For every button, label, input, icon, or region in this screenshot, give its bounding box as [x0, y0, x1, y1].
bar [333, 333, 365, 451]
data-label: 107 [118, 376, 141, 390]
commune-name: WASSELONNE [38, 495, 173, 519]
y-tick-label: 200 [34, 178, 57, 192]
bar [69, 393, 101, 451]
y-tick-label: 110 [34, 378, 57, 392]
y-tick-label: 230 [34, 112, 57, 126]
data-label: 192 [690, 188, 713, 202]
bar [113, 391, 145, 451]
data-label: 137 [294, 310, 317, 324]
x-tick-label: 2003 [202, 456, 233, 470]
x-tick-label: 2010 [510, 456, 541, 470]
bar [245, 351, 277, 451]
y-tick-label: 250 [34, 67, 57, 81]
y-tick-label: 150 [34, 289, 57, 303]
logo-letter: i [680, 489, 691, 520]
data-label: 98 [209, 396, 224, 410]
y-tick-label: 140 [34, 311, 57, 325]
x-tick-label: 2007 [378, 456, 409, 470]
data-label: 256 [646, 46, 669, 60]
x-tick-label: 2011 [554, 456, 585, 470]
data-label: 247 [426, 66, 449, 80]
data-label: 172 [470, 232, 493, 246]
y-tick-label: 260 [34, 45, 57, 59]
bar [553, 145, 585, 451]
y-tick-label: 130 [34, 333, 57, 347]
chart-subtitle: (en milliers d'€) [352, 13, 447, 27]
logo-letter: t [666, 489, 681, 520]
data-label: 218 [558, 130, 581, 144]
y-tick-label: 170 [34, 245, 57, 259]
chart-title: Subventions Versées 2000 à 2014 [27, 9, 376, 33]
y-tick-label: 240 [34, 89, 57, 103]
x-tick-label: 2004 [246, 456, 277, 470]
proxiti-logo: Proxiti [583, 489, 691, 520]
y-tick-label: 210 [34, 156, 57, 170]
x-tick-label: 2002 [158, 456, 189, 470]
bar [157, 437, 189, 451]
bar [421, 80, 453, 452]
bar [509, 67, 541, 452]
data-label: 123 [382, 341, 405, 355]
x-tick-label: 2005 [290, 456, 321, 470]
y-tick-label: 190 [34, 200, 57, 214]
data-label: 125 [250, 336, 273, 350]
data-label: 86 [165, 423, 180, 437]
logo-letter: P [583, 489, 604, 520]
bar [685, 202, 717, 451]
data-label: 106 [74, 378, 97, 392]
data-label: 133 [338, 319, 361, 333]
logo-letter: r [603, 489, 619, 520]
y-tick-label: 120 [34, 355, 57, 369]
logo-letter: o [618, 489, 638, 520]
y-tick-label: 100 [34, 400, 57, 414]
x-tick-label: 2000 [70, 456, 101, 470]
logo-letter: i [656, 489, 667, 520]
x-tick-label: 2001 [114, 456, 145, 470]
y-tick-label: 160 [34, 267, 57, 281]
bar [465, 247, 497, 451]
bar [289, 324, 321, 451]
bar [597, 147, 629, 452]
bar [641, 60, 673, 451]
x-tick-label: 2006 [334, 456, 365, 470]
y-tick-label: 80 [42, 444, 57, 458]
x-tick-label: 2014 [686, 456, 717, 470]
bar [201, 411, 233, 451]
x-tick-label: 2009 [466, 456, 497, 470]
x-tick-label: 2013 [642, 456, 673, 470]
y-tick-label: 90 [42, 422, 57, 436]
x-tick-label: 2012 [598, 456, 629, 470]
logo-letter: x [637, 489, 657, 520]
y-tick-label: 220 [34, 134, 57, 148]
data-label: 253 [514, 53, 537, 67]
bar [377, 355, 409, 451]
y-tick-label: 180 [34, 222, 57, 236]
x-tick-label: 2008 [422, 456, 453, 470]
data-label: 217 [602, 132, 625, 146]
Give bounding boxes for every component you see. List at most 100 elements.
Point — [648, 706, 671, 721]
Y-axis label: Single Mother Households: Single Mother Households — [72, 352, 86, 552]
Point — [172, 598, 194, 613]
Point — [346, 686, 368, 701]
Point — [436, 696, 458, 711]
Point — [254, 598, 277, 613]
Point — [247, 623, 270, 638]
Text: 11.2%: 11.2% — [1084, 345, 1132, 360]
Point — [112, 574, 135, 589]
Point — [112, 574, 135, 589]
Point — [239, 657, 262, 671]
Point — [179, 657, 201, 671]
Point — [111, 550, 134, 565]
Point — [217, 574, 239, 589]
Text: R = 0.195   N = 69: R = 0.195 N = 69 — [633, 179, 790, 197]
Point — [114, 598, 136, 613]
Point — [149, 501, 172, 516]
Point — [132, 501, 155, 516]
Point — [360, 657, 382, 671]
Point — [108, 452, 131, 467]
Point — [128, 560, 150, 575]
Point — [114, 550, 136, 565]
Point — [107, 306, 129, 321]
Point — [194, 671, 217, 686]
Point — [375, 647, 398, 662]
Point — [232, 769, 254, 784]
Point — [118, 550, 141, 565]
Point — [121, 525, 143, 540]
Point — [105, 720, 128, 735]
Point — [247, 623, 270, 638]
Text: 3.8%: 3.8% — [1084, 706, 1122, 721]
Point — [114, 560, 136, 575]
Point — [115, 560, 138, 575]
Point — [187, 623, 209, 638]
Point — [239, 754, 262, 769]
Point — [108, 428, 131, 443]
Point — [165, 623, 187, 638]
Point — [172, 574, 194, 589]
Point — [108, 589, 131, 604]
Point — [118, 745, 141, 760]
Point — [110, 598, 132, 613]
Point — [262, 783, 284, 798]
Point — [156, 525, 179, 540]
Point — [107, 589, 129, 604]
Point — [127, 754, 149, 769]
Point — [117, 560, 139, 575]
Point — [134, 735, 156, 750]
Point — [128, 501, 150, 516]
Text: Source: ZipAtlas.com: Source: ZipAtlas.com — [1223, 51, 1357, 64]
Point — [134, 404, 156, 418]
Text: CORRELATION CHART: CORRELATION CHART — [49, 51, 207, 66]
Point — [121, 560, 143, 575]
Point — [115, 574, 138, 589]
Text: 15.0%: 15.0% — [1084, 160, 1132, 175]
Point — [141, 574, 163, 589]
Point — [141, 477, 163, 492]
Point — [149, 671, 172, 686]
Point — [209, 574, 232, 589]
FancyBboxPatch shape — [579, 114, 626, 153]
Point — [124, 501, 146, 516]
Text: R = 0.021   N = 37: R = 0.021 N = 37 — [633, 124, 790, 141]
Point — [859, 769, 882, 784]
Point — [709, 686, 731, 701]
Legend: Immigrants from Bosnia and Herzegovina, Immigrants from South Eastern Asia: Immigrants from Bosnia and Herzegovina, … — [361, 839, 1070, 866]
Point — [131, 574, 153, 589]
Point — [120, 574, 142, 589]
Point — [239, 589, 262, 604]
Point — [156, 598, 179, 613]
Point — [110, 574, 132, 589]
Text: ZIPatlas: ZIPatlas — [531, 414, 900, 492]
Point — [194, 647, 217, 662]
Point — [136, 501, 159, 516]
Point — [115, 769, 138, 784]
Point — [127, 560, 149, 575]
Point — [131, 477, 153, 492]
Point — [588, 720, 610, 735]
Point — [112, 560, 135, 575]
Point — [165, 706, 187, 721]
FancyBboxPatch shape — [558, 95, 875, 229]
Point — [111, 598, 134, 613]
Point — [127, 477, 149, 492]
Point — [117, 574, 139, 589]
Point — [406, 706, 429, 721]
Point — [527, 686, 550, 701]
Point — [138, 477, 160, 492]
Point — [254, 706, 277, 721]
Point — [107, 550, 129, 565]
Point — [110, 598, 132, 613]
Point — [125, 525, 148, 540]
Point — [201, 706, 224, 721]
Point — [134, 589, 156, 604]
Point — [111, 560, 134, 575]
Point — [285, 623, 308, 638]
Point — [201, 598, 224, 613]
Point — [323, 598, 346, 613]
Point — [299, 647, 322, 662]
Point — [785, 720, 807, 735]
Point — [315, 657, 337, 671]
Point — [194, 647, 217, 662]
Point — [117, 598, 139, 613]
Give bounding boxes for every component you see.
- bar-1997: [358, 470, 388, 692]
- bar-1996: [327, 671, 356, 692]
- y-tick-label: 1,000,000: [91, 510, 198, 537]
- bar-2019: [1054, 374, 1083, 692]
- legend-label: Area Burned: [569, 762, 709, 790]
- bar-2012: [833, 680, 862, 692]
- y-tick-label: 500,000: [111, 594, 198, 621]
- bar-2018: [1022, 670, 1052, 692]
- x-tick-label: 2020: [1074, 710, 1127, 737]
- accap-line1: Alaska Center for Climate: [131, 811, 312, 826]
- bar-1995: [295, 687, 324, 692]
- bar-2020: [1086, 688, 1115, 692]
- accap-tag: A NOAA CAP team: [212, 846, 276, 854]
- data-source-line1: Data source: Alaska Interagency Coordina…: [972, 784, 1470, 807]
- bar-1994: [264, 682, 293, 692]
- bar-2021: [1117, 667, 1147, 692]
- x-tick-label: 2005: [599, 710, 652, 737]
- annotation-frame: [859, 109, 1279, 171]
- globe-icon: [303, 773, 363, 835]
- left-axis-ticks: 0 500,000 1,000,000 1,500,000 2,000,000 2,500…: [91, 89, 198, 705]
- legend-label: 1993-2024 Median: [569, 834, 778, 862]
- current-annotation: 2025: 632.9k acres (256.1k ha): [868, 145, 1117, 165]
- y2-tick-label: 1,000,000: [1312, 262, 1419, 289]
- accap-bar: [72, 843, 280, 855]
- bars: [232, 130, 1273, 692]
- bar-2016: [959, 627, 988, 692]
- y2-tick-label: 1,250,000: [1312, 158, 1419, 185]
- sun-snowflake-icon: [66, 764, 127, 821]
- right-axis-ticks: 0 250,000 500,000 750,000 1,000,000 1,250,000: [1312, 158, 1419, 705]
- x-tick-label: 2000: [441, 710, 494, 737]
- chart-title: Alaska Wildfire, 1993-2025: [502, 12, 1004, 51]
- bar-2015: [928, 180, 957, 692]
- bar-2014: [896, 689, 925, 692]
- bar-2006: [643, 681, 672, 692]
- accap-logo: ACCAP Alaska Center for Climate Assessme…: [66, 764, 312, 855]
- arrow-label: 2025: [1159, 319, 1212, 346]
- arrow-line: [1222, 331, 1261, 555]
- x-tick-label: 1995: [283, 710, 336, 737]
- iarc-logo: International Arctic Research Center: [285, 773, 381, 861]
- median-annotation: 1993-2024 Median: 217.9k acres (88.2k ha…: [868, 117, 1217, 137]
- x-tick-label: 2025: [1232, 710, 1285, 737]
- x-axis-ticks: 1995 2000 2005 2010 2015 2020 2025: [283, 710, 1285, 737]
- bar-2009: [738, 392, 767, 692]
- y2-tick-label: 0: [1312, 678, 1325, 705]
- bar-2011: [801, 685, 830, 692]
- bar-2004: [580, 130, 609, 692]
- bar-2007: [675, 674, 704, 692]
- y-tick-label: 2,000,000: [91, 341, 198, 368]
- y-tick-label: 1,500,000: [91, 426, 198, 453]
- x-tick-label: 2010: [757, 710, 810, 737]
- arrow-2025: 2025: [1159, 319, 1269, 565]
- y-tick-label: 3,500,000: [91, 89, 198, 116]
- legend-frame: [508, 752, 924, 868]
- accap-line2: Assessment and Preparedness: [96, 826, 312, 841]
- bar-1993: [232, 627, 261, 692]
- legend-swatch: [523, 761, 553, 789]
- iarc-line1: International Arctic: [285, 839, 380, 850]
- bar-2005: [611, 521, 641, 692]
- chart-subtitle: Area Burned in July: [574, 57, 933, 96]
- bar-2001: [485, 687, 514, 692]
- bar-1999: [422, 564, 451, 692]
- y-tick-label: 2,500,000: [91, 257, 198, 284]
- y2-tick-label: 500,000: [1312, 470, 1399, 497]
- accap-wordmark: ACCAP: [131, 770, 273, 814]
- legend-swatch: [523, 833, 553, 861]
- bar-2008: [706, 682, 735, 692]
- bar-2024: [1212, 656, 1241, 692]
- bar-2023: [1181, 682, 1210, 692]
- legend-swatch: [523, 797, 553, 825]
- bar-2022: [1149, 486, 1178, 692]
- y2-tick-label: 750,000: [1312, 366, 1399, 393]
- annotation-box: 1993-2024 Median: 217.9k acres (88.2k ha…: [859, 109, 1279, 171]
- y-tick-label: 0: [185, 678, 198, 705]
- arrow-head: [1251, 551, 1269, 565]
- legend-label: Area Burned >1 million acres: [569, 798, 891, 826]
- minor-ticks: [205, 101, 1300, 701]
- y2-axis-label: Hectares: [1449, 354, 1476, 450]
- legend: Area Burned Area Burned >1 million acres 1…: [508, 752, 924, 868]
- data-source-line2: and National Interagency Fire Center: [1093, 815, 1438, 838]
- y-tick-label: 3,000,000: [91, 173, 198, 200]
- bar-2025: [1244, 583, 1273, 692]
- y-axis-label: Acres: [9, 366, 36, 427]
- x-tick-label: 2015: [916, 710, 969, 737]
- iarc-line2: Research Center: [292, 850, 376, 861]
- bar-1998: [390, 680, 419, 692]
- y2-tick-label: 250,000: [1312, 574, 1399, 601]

========

Can you print the items above verbatim, starting from the very first line and continuing through the line with "y-tick-label: 260 [34, 45, 57, 59]", both ends included?

For every button, label, input, icon, or region in this screenshot, give its bounding box as [x0, y0, x1, y1].
bar [333, 333, 365, 451]
data-label: 107 [118, 376, 141, 390]
commune-name: WASSELONNE [38, 495, 173, 519]
y-tick-label: 200 [34, 178, 57, 192]
bar [69, 393, 101, 451]
y-tick-label: 110 [34, 378, 57, 392]
y-tick-label: 230 [34, 112, 57, 126]
data-label: 192 [690, 188, 713, 202]
bar [113, 391, 145, 451]
data-label: 137 [294, 310, 317, 324]
x-tick-label: 2003 [202, 456, 233, 470]
x-tick-label: 2010 [510, 456, 541, 470]
bar [245, 351, 277, 451]
y-tick-label: 250 [34, 67, 57, 81]
y-tick-label: 150 [34, 289, 57, 303]
logo-letter: i [680, 489, 691, 520]
data-label: 98 [209, 396, 224, 410]
y-tick-label: 140 [34, 311, 57, 325]
x-tick-label: 2007 [378, 456, 409, 470]
data-label: 256 [646, 46, 669, 60]
x-tick-label: 2011 [554, 456, 585, 470]
data-label: 247 [426, 66, 449, 80]
data-label: 172 [470, 232, 493, 246]
y-tick-label: 260 [34, 45, 57, 59]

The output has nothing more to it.